> What this task involves
Reproduce every line of the data below verbatim, leaving out the pictures.

—————

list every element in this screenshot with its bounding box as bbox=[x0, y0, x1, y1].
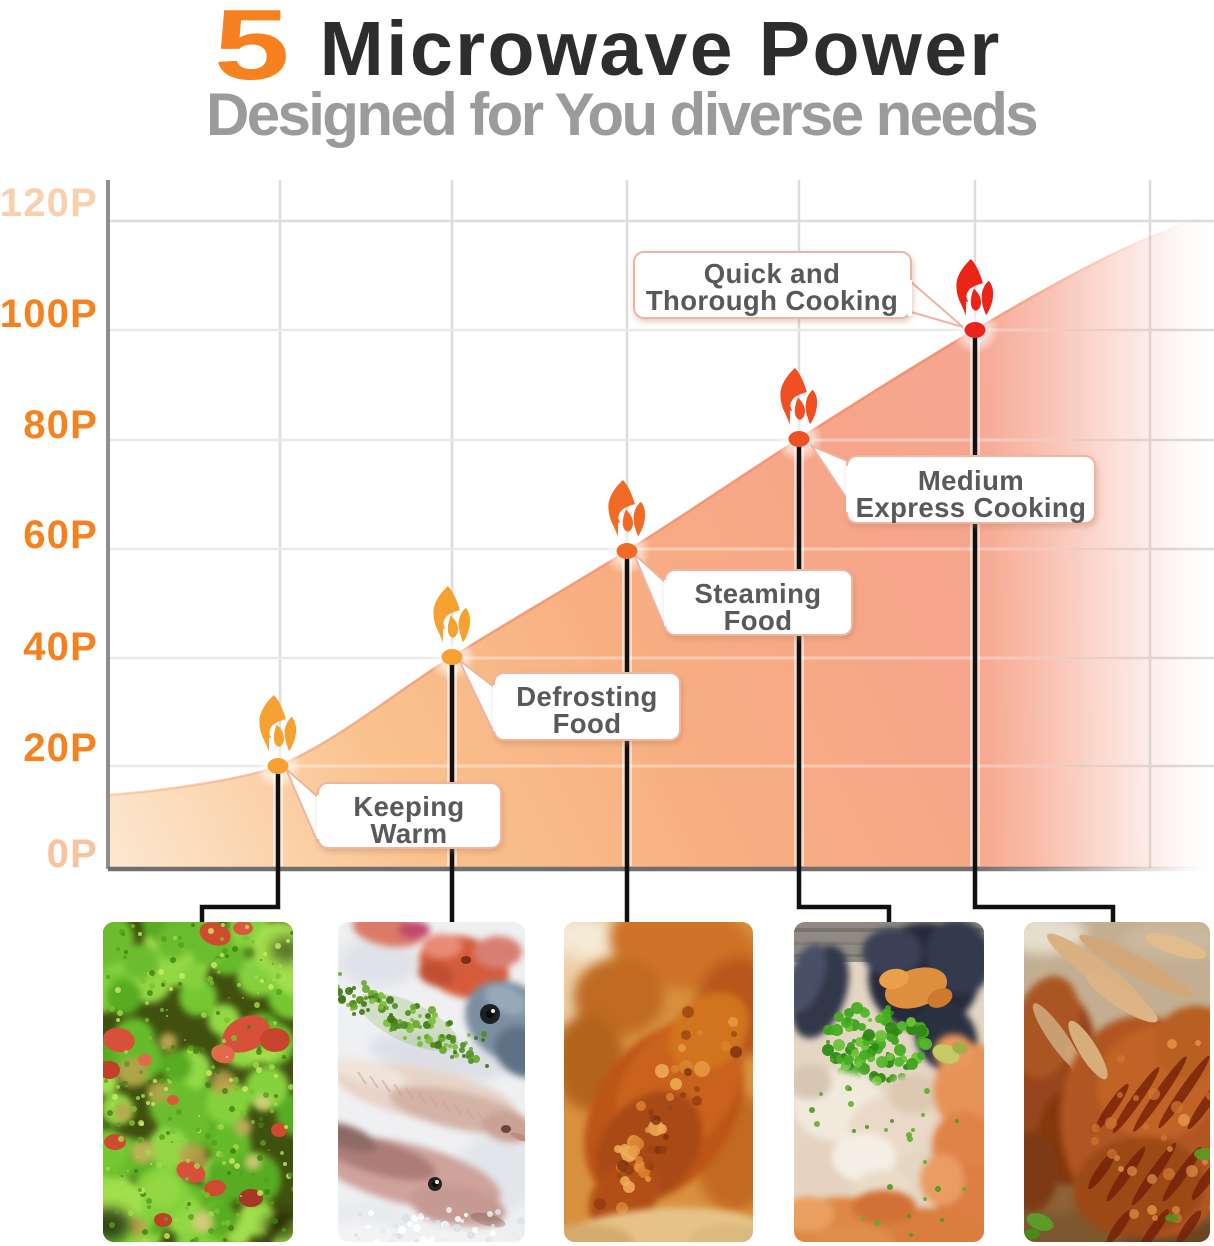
svg-text:Thorough Cooking: Thorough Cooking bbox=[646, 285, 898, 316]
svg-text:60P: 60P bbox=[23, 513, 98, 557]
svg-text:0P: 0P bbox=[47, 832, 98, 876]
svg-text:Steaming: Steaming bbox=[695, 578, 822, 609]
svg-text:Quick and: Quick and bbox=[704, 258, 841, 289]
svg-text:80P: 80P bbox=[23, 403, 98, 447]
svg-text:Food: Food bbox=[724, 605, 793, 636]
svg-text:Warm: Warm bbox=[371, 818, 448, 849]
svg-text:Medium: Medium bbox=[918, 465, 1024, 496]
svg-text:Express Cooking: Express Cooking bbox=[856, 492, 1087, 523]
svg-text:100P: 100P bbox=[0, 292, 98, 336]
svg-text:20P: 20P bbox=[23, 726, 98, 770]
svg-text:120P: 120P bbox=[0, 181, 98, 225]
svg-text:Food: Food bbox=[553, 708, 622, 739]
svg-text:Keeping: Keeping bbox=[353, 791, 464, 822]
svg-text:40P: 40P bbox=[23, 625, 98, 669]
svg-text:Defrosting: Defrosting bbox=[516, 681, 658, 712]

—————

> Solved exercise
list every element in this screenshot with its bounding box as bbox=[x0, y0, x1, y1].
svg-text:Thorough Cooking: Thorough Cooking bbox=[646, 285, 898, 316]
svg-text:60P: 60P bbox=[23, 513, 98, 557]
svg-text:0P: 0P bbox=[47, 832, 98, 876]
svg-text:Steaming: Steaming bbox=[695, 578, 822, 609]
svg-text:Quick and: Quick and bbox=[704, 258, 841, 289]
svg-text:80P: 80P bbox=[23, 403, 98, 447]
svg-text:Food: Food bbox=[724, 605, 793, 636]
svg-text:Warm: Warm bbox=[371, 818, 448, 849]
svg-text:Medium: Medium bbox=[918, 465, 1024, 496]
svg-text:Express Cooking: Express Cooking bbox=[856, 492, 1087, 523]
svg-text:100P: 100P bbox=[0, 292, 98, 336]
svg-text:20P: 20P bbox=[23, 726, 98, 770]
svg-text:120P: 120P bbox=[0, 181, 98, 225]
svg-text:Food: Food bbox=[553, 708, 622, 739]
svg-text:Keeping: Keeping bbox=[353, 791, 464, 822]
svg-text:40P: 40P bbox=[23, 625, 98, 669]
svg-text:Defrosting: Defrosting bbox=[516, 681, 658, 712]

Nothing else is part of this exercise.